** Start of Raw records **

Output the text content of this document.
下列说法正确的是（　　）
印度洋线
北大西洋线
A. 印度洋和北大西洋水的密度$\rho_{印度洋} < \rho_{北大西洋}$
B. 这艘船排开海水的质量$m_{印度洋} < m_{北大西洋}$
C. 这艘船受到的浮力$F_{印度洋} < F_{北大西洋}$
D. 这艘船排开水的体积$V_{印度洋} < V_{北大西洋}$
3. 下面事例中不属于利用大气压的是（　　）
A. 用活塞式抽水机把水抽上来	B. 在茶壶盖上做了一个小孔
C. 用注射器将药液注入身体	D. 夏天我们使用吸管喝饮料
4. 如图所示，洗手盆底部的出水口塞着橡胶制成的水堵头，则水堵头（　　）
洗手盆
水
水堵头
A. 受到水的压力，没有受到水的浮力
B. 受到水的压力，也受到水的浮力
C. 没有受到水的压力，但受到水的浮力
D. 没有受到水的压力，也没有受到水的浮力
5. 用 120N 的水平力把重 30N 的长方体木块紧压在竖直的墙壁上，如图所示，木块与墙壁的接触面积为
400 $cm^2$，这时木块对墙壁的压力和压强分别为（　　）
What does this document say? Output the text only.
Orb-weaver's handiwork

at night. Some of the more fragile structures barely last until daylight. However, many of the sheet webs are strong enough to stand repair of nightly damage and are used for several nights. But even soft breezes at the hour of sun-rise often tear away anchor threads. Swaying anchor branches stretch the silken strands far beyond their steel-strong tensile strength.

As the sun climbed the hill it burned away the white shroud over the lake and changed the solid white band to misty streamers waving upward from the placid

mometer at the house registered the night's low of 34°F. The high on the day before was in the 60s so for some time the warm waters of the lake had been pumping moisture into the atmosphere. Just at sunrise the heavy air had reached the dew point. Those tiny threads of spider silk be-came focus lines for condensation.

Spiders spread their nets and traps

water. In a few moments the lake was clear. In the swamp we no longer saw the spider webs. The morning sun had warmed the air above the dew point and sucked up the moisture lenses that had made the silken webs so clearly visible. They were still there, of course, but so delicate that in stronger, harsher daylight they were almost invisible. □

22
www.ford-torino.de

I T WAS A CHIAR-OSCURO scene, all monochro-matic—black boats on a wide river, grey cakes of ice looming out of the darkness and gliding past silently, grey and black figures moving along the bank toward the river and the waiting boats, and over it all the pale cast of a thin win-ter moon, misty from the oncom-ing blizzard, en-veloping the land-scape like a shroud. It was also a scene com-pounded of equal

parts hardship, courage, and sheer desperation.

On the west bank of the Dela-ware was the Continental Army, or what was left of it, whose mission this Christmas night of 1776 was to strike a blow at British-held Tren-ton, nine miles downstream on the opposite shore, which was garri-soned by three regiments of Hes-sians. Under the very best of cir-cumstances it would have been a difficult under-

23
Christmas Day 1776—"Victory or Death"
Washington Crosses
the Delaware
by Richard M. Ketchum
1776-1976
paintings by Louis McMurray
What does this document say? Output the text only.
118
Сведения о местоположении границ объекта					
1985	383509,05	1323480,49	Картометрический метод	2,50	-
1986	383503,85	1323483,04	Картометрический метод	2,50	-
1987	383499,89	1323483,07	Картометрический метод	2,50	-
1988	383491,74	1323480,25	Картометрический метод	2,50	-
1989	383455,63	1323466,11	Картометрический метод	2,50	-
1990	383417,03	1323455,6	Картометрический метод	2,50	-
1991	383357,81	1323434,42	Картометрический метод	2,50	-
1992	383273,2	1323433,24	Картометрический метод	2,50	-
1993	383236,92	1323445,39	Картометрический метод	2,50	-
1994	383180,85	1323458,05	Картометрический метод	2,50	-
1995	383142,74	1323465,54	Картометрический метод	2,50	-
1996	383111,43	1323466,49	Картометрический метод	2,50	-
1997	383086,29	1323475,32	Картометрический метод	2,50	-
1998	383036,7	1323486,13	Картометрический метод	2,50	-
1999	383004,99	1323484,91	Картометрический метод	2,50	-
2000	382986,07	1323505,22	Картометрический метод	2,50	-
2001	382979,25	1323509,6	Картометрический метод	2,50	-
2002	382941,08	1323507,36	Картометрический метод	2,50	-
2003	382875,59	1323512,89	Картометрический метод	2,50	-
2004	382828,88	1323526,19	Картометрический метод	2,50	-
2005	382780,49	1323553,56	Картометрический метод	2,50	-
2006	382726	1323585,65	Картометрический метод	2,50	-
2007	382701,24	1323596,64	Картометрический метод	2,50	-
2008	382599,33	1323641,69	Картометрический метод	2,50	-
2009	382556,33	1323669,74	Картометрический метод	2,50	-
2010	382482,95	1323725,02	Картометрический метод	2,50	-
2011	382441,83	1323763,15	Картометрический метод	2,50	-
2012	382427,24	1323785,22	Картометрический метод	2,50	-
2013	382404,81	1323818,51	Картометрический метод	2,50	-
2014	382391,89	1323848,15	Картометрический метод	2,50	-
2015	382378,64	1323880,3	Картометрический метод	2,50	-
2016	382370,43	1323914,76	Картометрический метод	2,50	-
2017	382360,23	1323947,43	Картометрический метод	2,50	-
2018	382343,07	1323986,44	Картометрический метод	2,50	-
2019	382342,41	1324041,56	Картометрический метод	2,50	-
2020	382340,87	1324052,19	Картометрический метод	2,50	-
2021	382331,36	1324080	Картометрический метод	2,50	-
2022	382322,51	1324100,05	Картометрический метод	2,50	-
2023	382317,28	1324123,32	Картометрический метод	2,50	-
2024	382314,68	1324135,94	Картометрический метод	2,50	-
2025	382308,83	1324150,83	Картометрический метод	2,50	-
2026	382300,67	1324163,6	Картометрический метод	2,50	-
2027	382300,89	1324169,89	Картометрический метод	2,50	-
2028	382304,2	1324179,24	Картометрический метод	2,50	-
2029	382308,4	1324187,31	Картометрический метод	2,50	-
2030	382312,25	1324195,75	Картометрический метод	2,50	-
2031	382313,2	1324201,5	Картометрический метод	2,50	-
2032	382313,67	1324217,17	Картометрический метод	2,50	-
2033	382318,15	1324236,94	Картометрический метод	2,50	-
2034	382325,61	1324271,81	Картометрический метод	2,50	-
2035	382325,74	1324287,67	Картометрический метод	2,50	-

** End of Raw records **

» Your instructions
From the entries above, list each line with "Christmas" in it.

» Result of the task
On the west bank of the Dela-ware was the Continental Army, or what was left of it, whose mission this Christmas night of 1776 was to strike a blow at British-held Tren-ton, nine miles downstream on the opposite shore, which was garri-soned by three regiments of Hes-sians. Under the very best of cir-cumstances it would have been a difficult under-
Christmas Day 1776—"Victory or Death"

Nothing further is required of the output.